### What needs to be done
Of all the lines in the records below, how many hold the word "Eſtats"? Give the number alone.

++++++++

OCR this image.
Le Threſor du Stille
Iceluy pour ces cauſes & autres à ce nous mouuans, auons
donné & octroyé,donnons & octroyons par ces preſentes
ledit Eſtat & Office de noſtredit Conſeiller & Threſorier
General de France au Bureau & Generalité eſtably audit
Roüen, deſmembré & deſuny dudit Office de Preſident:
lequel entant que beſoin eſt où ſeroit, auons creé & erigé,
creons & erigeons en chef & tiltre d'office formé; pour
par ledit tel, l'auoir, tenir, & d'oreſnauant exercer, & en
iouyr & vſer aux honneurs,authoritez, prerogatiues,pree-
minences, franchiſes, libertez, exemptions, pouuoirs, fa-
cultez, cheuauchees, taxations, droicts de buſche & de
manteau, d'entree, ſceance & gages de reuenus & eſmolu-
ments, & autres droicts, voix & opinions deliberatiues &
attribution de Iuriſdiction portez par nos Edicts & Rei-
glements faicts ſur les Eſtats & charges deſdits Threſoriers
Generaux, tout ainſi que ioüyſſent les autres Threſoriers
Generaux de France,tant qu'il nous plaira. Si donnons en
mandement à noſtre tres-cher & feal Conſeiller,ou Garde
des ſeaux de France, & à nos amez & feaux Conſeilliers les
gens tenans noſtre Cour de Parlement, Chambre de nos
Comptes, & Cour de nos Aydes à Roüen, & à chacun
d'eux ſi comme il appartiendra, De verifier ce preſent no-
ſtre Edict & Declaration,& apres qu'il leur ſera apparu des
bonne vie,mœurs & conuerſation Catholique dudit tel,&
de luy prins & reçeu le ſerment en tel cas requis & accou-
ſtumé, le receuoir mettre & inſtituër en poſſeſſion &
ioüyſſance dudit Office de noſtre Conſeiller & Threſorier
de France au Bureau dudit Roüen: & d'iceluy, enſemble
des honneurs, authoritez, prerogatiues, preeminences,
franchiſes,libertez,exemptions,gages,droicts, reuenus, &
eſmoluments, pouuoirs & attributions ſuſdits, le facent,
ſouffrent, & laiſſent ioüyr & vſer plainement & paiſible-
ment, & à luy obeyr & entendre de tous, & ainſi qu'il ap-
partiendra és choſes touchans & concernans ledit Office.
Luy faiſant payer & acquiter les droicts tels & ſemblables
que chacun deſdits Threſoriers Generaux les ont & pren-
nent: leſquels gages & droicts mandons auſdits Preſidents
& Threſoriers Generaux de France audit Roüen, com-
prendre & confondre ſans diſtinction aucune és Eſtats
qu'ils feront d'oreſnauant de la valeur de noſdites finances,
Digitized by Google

++++++++

### Complete output
2